> [WRITTEN PROBLEM] The records that follow are to be transcribed in full, without their images.

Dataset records

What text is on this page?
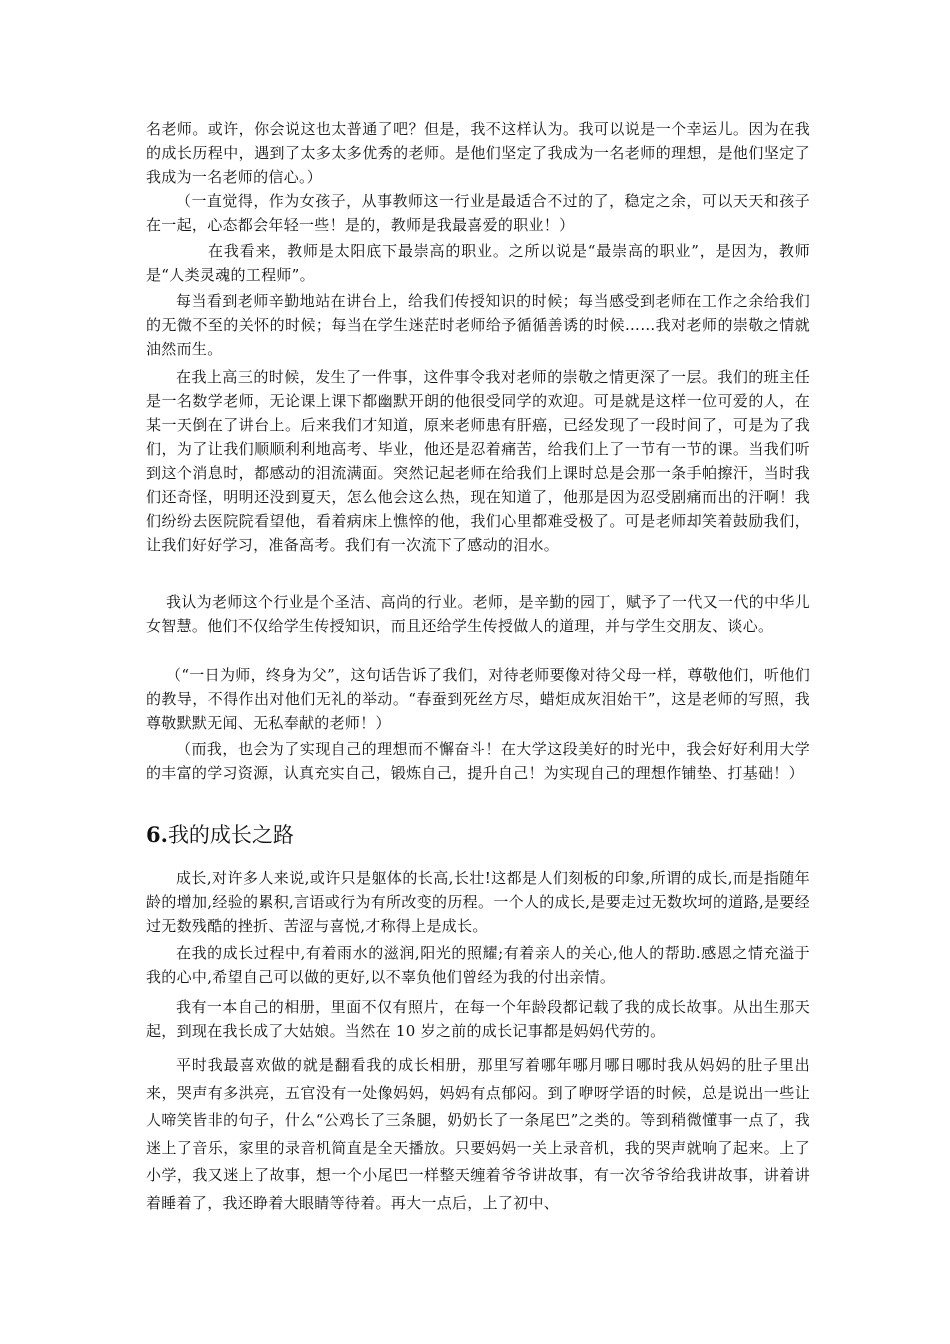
名老师。或许，你会说这也太普通了吧？但是，我不这样认为。我可以说是一个幸运儿。因为在我的成长历程中，遇到了太多太多优秀的老师。是他们坚定了我成为一名老师的理想，是他们坚定了我成为一名老师的信心。）

（一直觉得，作为女孩子，从事教师这一行业是最适合不过的了，稳定之余，可以天天和孩子在一起，心态都会年轻一些！是的，教师是我最喜爱的职业！）

在我看来，教师是太阳底下最崇高的职业。之所以说是“最崇高的职业”，是因为，教师是“人类灵魂的工程师”。

每当看到老师辛勤地站在讲台上，给我们传授知识的时候；每当感受到老师在工作之余给我们的无微不至的关怀的时候；每当在学生迷茫时老师给予循循善诱的时候……我对老师的崇敬之情就油然而生。

在我上高三的时候，发生了一件事，这件事令我对老师的崇敬之情更深了一层。我们的班主任是一名数学老师，无论课上课下都幽默开朗的他很受同学的欢迎。可是就是这样一位可爱的人，在某一天倒在了讲台上。后来我们才知道，原来老师患有肝癌，已经发现了一段时间了，可是为了我们，为了让我们顺顺利利地高考、毕业，他还是忍着痛苦，给我们上了一节有一节的课。当我们听到这个消息时，都感动的泪流满面。突然记起老师在给我们上课时总是会那一条手帕擦汗，当时我们还奇怪，明明还没到夏天，怎么他会这么热，现在知道了，他那是因为忍受剧痛而出的汗啊！我们纷纷去医院院看望他，看着病床上憔悴的他，我们心里都难受极了。可是老师却笑着鼓励我们，让我们好好学习，准备高考。我们有一次流下了感动的泪水。

我认为老师这个行业是个圣洁、高尚的行业。老师，是辛勤的园丁，赋予了一代又一代的中华儿女智慧。他们不仅给学生传授知识，而且还给学生传授做人的道理，并与学生交朋友、谈心。

（“一日为师，终身为父”，这句话告诉了我们，对待老师要像对待父母一样，尊敬他们，听他们的教导，不得作出对他们无礼的举动。“春蚕到死丝方尽，蜡炬成灰泪始干”，这是老师的写照，我尊敬默默无闻、无私奉献的老师！）

（而我，也会为了实现自己的理想而不懈奋斗！在大学这段美好的时光中，我会好好利用大学的丰富的学习资源，认真充实自己，锻炼自己，提升自己！为实现自己的理想作铺垫、打基础！）

6.我的成长之路

成长,对许多人来说,或许只是躯体的长高,长壮!这都是人们刻板的印象,所谓的成长,而是指随年龄的增加,经验的累积,言语或行为有所改变的历程。一个人的成长,是要走过无数坎坷的道路,是要经过无数残酷的挫折、苦涩与喜悦,才称得上是成长。

在我的成长过程中,有着雨水的滋润,阳光的照耀;有着亲人的关心,他人的帮助.感恩之情充溢于我的心中,希望自己可以做的更好,以不辜负他们曾经为我的付出亲情。

我有一本自己的相册，里面不仅有照片，在每一个年龄段都记载了我的成长故事。从出生那天起，到现在我长成了大姑娘。当然在 10 岁之前的成长记事都是妈妈代劳的。

平时我最喜欢做的就是翻看我的成长相册，那里写着哪年哪月哪日哪时我从妈妈的肚子里出来，哭声有多洪亮，五官没有一处像妈妈，妈妈有点郁闷。到了咿呀学语的时候，总是说出一些让人啼笑皆非的句子，什么“公鸡长了三条腿，奶奶长了一条尾巴”之类的。等到稍微懂事一点了，我迷上了音乐，家里的录音机简直是全天播放。只要妈妈一关上录音机，我的哭声就响了起来。上了小学，我又迷上了故事，想一个小尾巴一样整天缠着爷爷讲故事，有一次爷爷给我讲故事，讲着讲着睡着了，我还睁着大眼睛等待着。再大一点后，上了初中、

> [IN RESPONSE]
What text is on this page?
名老师。或许，你会说这也太普通了吧？但是，我不这样认为。我可以说是一个幸运儿。因为在我的成长历程中，遇到了太多太多优秀的老师。是他们坚定了我成为一名老师的理想，是他们坚定了我成为一名老师的信心。）

（一直觉得，作为女孩子，从事教师这一行业是最适合不过的了，稳定之余，可以天天和孩子在一起，心态都会年轻一些！是的，教师是我最喜爱的职业！）

在我看来，教师是太阳底下最崇高的职业。之所以说是“最崇高的职业”，是因为，教师是“人类灵魂的工程师”。

每当看到老师辛勤地站在讲台上，给我们传授知识的时候；每当感受到老师在工作之余给我们的无微不至的关怀的时候；每当在学生迷茫时老师给予循循善诱的时候……我对老师的崇敬之情就油然而生。

在我上高三的时候，发生了一件事，这件事令我对老师的崇敬之情更深了一层。我们的班主任是一名数学老师，无论课上课下都幽默开朗的他很受同学的欢迎。可是就是这样一位可爱的人，在某一天倒在了讲台上。后来我们才知道，原来老师患有肝癌，已经发现了一段时间了，可是为了我们，为了让我们顺顺利利地高考、毕业，他还是忍着痛苦，给我们上了一节有一节的课。当我们听到这个消息时，都感动的泪流满面。突然记起老师在给我们上课时总是会那一条手帕擦汗，当时我们还奇怪，明明还没到夏天，怎么他会这么热，现在知道了，他那是因为忍受剧痛而出的汗啊！我们纷纷去医院院看望他，看着病床上憔悴的他，我们心里都难受极了。可是老师却笑着鼓励我们，让我们好好学习，准备高考。我们有一次流下了感动的泪水。

我认为老师这个行业是个圣洁、高尚的行业。老师，是辛勤的园丁，赋予了一代又一代的中华儿女智慧。他们不仅给学生传授知识，而且还给学生传授做人的道理，并与学生交朋友、谈心。

（“一日为师，终身为父”，这句话告诉了我们，对待老师要像对待父母一样，尊敬他们，听他们的教导，不得作出对他们无礼的举动。“春蚕到死丝方尽，蜡炬成灰泪始干”，这是老师的写照，我尊敬默默无闻、无私奉献的老师！）

（而我，也会为了实现自己的理想而不懈奋斗！在大学这段美好的时光中，我会好好利用大学的丰富的学习资源，认真充实自己，锻炼自己，提升自己！为实现自己的理想作铺垫、打基础！）

6.我的成长之路

成长,对许多人来说,或许只是躯体的长高,长壮!这都是人们刻板的印象,所谓的成长,而是指随年龄的增加,经验的累积,言语或行为有所改变的历程。一个人的成长,是要走过无数坎坷的道路,是要经过无数残酷的挫折、苦涩与喜悦,才称得上是成长。

在我的成长过程中,有着雨水的滋润,阳光的照耀;有着亲人的关心,他人的帮助.感恩之情充溢于我的心中,希望自己可以做的更好,以不辜负他们曾经为我的付出亲情。

我有一本自己的相册，里面不仅有照片，在每一个年龄段都记载了我的成长故事。从出生那天起，到现在我长成了大姑娘。当然在 10 岁之前的成长记事都是妈妈代劳的。

平时我最喜欢做的就是翻看我的成长相册，那里写着哪年哪月哪日哪时我从妈妈的肚子里出来，哭声有多洪亮，五官没有一处像妈妈，妈妈有点郁闷。到了咿呀学语的时候，总是说出一些让人啼笑皆非的句子，什么“公鸡长了三条腿，奶奶长了一条尾巴”之类的。等到稍微懂事一点了，我迷上了音乐，家里的录音机简直是全天播放。只要妈妈一关上录音机，我的哭声就响了起来。上了小学，我又迷上了故事，想一个小尾巴一样整天缠着爷爷讲故事，有一次爷爷给我讲故事，讲着讲着睡着了，我还睁着大眼睛等待着。再大一点后，上了初中、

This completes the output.